→ WHAT THE EXERCISE ASKS
Lay out the lines below as a Markdown table with two columns, "Row" and "Line text", numbering each row and omitting any blank lines.

→ RECORDS FOR THIS EXERCISE

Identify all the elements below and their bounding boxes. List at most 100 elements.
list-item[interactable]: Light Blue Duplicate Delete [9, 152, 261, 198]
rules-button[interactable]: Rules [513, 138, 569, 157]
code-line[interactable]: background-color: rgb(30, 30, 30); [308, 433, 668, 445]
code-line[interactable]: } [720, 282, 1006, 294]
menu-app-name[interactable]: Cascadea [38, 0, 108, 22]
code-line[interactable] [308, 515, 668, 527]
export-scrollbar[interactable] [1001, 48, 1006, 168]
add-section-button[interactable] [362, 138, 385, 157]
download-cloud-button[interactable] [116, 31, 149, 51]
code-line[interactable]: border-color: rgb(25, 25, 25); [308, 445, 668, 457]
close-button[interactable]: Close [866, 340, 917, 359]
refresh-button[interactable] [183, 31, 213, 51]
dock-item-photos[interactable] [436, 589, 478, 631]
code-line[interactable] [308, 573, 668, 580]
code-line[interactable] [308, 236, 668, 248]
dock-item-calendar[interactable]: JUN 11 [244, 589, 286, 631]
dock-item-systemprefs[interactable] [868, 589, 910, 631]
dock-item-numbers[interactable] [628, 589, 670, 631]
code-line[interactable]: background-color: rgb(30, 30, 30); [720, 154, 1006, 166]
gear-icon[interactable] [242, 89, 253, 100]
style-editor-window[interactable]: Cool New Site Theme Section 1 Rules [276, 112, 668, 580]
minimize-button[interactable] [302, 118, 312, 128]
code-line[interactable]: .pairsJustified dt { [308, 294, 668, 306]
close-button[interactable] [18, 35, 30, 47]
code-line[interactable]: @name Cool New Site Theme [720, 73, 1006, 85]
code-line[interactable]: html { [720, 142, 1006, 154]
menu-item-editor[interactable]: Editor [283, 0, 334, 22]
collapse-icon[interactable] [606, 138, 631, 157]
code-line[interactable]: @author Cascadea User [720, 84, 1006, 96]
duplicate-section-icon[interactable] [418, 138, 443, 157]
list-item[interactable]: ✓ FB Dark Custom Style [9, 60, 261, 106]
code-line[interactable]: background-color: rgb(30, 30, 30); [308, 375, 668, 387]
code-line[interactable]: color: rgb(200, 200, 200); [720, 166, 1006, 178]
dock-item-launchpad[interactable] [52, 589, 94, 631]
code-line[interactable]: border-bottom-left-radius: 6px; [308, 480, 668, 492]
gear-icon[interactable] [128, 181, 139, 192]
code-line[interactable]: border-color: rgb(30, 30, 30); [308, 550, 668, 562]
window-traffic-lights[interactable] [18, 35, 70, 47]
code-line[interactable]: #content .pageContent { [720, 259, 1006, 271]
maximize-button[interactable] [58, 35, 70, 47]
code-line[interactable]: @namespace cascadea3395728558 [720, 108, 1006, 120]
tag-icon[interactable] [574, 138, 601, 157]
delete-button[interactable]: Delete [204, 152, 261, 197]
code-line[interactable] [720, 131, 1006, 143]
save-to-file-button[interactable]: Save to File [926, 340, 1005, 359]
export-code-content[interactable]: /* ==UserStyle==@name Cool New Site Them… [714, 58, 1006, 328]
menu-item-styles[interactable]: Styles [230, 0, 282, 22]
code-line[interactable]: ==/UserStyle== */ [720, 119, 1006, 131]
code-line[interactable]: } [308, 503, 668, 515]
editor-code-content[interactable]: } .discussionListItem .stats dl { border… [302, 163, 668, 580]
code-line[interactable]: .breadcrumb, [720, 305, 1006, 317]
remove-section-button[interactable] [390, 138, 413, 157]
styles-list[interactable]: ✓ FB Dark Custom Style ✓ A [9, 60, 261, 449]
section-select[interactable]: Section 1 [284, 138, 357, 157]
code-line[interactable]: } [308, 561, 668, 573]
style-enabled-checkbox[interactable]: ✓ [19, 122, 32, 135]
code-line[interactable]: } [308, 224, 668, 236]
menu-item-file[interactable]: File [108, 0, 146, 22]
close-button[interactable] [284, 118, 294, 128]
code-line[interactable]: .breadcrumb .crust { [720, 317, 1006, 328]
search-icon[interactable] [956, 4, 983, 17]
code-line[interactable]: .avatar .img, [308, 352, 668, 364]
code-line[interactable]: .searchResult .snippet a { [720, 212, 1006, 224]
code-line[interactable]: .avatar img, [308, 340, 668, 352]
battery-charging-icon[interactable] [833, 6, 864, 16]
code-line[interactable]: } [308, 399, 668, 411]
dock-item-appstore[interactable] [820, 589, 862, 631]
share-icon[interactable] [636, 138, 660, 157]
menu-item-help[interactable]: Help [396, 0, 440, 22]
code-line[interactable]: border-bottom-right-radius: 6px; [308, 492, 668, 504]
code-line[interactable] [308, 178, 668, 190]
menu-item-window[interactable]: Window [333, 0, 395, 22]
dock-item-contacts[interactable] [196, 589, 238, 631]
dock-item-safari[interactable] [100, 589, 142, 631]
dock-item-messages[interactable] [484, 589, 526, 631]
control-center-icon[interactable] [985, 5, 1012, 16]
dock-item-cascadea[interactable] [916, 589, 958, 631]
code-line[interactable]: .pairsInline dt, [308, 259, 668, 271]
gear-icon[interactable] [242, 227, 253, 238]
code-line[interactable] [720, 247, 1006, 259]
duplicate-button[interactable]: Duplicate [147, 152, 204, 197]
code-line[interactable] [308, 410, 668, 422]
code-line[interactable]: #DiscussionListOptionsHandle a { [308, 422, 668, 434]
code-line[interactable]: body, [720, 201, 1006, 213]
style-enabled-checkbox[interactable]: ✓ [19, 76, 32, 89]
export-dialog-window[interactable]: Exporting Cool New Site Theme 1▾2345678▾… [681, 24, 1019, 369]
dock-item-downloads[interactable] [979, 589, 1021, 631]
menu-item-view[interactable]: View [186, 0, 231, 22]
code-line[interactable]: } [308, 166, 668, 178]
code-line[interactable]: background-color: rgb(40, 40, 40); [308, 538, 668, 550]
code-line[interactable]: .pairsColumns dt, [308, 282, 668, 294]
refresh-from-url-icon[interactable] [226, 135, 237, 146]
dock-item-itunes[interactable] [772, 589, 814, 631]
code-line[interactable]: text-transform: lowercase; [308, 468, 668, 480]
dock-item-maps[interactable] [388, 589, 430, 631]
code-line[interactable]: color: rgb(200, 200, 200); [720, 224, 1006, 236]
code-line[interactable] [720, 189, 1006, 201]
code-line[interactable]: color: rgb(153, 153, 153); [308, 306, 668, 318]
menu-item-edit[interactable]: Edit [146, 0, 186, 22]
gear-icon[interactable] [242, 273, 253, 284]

→ SOLUTION FOR THIS TASK
| Row | Line text |
|---|---|
| 1 | Identify all the elements below and their bounding boxes. List at most 100 elements. |
| 2 | list-item[interactable]: Light Blue Duplicate Delete [9, 152, 261, 198] |
| 3 | rules-button[interactable]: Rules [513, 138, 569, 157] |
| 4 | code-line[interactable]: background-color: rgb(30, 30, 30); [308, 433, 668, 445] |
| 5 | code-line[interactable]: } [720, 282, 1006, 294] |
| 6 | menu-app-name[interactable]: Cascadea [38, 0, 108, 22] |
| 7 | code-line[interactable] [308, 515, 668, 527] |
| 8 | export-scrollbar[interactable] [1001, 48, 1006, 168] |
| 9 | add-section-button[interactable] [362, 138, 385, 157] |
| 10 | download-cloud-button[interactable] [116, 31, 149, 51] |
| 11 | code-line[interactable]: border-color: rgb(25, 25, 25); [308, 445, 668, 457] |
| 12 | close-button[interactable]: Close [866, 340, 917, 359] |
| 13 | refresh-button[interactable] [183, 31, 213, 51] |
| 14 | dock-item-photos[interactable] [436, 589, 478, 631] |
| 15 | code-line[interactable] [308, 573, 668, 580] |
| 16 | code-line[interactable] [308, 236, 668, 248] |
| 17 | dock-item-calendar[interactable]: JUN 11 [244, 589, 286, 631] |
| 18 | dock-item-systemprefs[interactable] [868, 589, 910, 631] |
| 19 | dock-item-numbers[interactable] [628, 589, 670, 631] |
| 20 | code-line[interactable]: background-color: rgb(30, 30, 30); [720, 154, 1006, 166] |
| 21 | gear-icon[interactable] [242, 89, 253, 100] |
| 22 | style-editor-window[interactable]: Cool New Site Theme Section 1 Rules [276, 112, 668, 580] |
| 23 | minimize-button[interactable] [302, 118, 312, 128] |
| 24 | code-line[interactable]: .pairsJustified dt { [308, 294, 668, 306] |
| 25 | close-button[interactable] [18, 35, 30, 47] |
| 26 | code-line[interactable]: @name Cool New Site Theme [720, 73, 1006, 85] |
| 27 | code-line[interactable]: html { [720, 142, 1006, 154] |
| 28 | menu-item-editor[interactable]: Editor [283, 0, 334, 22] |
| 29 | collapse-icon[interactable] [606, 138, 631, 157] |
| 30 | code-line[interactable]: @author Cascadea User [720, 84, 1006, 96] |
| 31 | duplicate-section-icon[interactable] [418, 138, 443, 157] |
| 32 | list-item[interactable]: ✓ FB Dark Custom Style [9, 60, 261, 106] |
| 33 | code-line[interactable]: background-color: rgb(30, 30, 30); [308, 375, 668, 387] |
| 34 | code-line[interactable]: color: rgb(200, 200, 200); [720, 166, 1006, 178] |
| 35 | dock-item-launchpad[interactable] [52, 589, 94, 631] |
| 36 | code-line[interactable]: border-bottom-left-radius: 6px; [308, 480, 668, 492] |
| 37 | gear-icon[interactable] [128, 181, 139, 192] |
| 38 | code-line[interactable]: border-color: rgb(30, 30, 30); [308, 550, 668, 562] |
| 39 | window-traffic-lights[interactable] [18, 35, 70, 47] |
| 40 | code-line[interactable]: #content .pageContent { [720, 259, 1006, 271] |
| 41 | maximize-button[interactable] [58, 35, 70, 47] |
| 42 | code-line[interactable]: @namespace cascadea3395728558 [720, 108, 1006, 120] |
| 43 | tag-icon[interactable] [574, 138, 601, 157] |
| 44 | delete-button[interactable]: Delete [204, 152, 261, 197] |
| 45 | code-line[interactable] [720, 131, 1006, 143] |
| 46 | save-to-file-button[interactable]: Save to File [926, 340, 1005, 359] |
| 47 | export-code-content[interactable]: /* ==UserStyle==@name Cool New Site Them… [714, 58, 1006, 328] |
| 48 | menu-item-styles[interactable]: Styles [230, 0, 282, 22] |
| 49 | code-line[interactable]: ==/UserStyle== */ [720, 119, 1006, 131] |
| 50 | code-line[interactable]: } [308, 503, 668, 515] |
| 51 | editor-code-content[interactable]: } .discussionListItem .stats dl { border… [302, 163, 668, 580] |
| 52 | code-line[interactable]: .breadcrumb, [720, 305, 1006, 317] |
| 53 | remove-section-button[interactable] [390, 138, 413, 157] |
| 54 | styles-list[interactable]: ✓ FB Dark Custom Style ✓ A [9, 60, 261, 449] |
| 55 | section-select[interactable]: Section 1 [284, 138, 357, 157] |
| 56 | code-line[interactable]: } [308, 561, 668, 573] |
| 57 | style-enabled-checkbox[interactable]: ✓ [19, 122, 32, 135] |
| 58 | code-line[interactable]: } [308, 224, 668, 236] |
| 59 | menu-item-file[interactable]: File [108, 0, 146, 22] |
| 60 | close-button[interactable] [284, 118, 294, 128] |
| 61 | code-line[interactable]: .breadcrumb .crust { [720, 317, 1006, 328] |
| 62 | search-icon[interactable] [956, 4, 983, 17] |
| 63 | code-line[interactable]: .avatar .img, [308, 352, 668, 364] |
| 64 | code-line[interactable]: .searchResult .snippet a { [720, 212, 1006, 224] |
| 65 | code-line[interactable]: .avatar img, [308, 340, 668, 352] |
| 66 | battery-charging-icon[interactable] [833, 6, 864, 16] |
| 67 | code-line[interactable]: } [308, 399, 668, 411] |
| 68 | dock-item-appstore[interactable] [820, 589, 862, 631] |
| 69 | share-icon[interactable] [636, 138, 660, 157] |
| 70 | menu-item-help[interactable]: Help [396, 0, 440, 22] |
| 71 | code-line[interactable]: border-bottom-right-radius: 6px; [308, 492, 668, 504] |
| 72 | code-line[interactable] [308, 178, 668, 190] |
| 73 | menu-item-window[interactable]: Window [333, 0, 395, 22] |
| 74 | dock-item-contacts[interactable] [196, 589, 238, 631] |
| 75 | dock-item-safari[interactable] [100, 589, 142, 631] |
| 76 | dock-item-messages[interactable] [484, 589, 526, 631] |
| 77 | control-center-icon[interactable] [985, 5, 1012, 16] |
| 78 | dock-item-cascadea[interactable] [916, 589, 958, 631] |
| 79 | code-line[interactable]: .pairsInline dt, [308, 259, 668, 271] |
| 80 | gear-icon[interactable] [242, 227, 253, 238] |
| 81 | code-line[interactable] [720, 247, 1006, 259] |
| 82 | duplicate-button[interactable]: Duplicate [147, 152, 204, 197] |
| 83 | code-line[interactable] [308, 410, 668, 422] |
| 84 | code-line[interactable]: #DiscussionListOptionsHandle a { [308, 422, 668, 434] |
| 85 | code-line[interactable]: body, [720, 201, 1006, 213] |
| 86 | style-enabled-checkbox[interactable]: ✓ [19, 76, 32, 89] |
| 87 | export-dialog-window[interactable]: Exporting Cool New Site Theme 1▾2345678▾… [681, 24, 1019, 369] |
| 88 | dock-item-downloads[interactable] [979, 589, 1021, 631] |
| 89 | menu-item-view[interactable]: View [186, 0, 231, 22] |
| 90 | code-line[interactable]: } [308, 166, 668, 178] |
| 91 | code-line[interactable]: background-color: rgb(40, 40, 40); [308, 538, 668, 550] |
| 92 | code-line[interactable]: .pairsColumns dt, [308, 282, 668, 294] |
| 93 | refresh-from-url-icon[interactable] [226, 135, 237, 146] |
| 94 | dock-item-itunes[interactable] [772, 589, 814, 631] |
| 95 | code-line[interactable]: text-transform: lowercase; [308, 468, 668, 480] |
| 96 | dock-item-maps[interactable] [388, 589, 430, 631] |
| 97 | code-line[interactable]: color: rgb(200, 200, 200); [720, 224, 1006, 236] |
| 98 | code-line[interactable] [720, 189, 1006, 201] |
| 99 | code-line[interactable]: color: rgb(153, 153, 153); [308, 306, 668, 318] |
| 100 | menu-item-edit[interactable]: Edit [146, 0, 186, 22] |
| 101 | gear-icon[interactable] [242, 273, 253, 284] |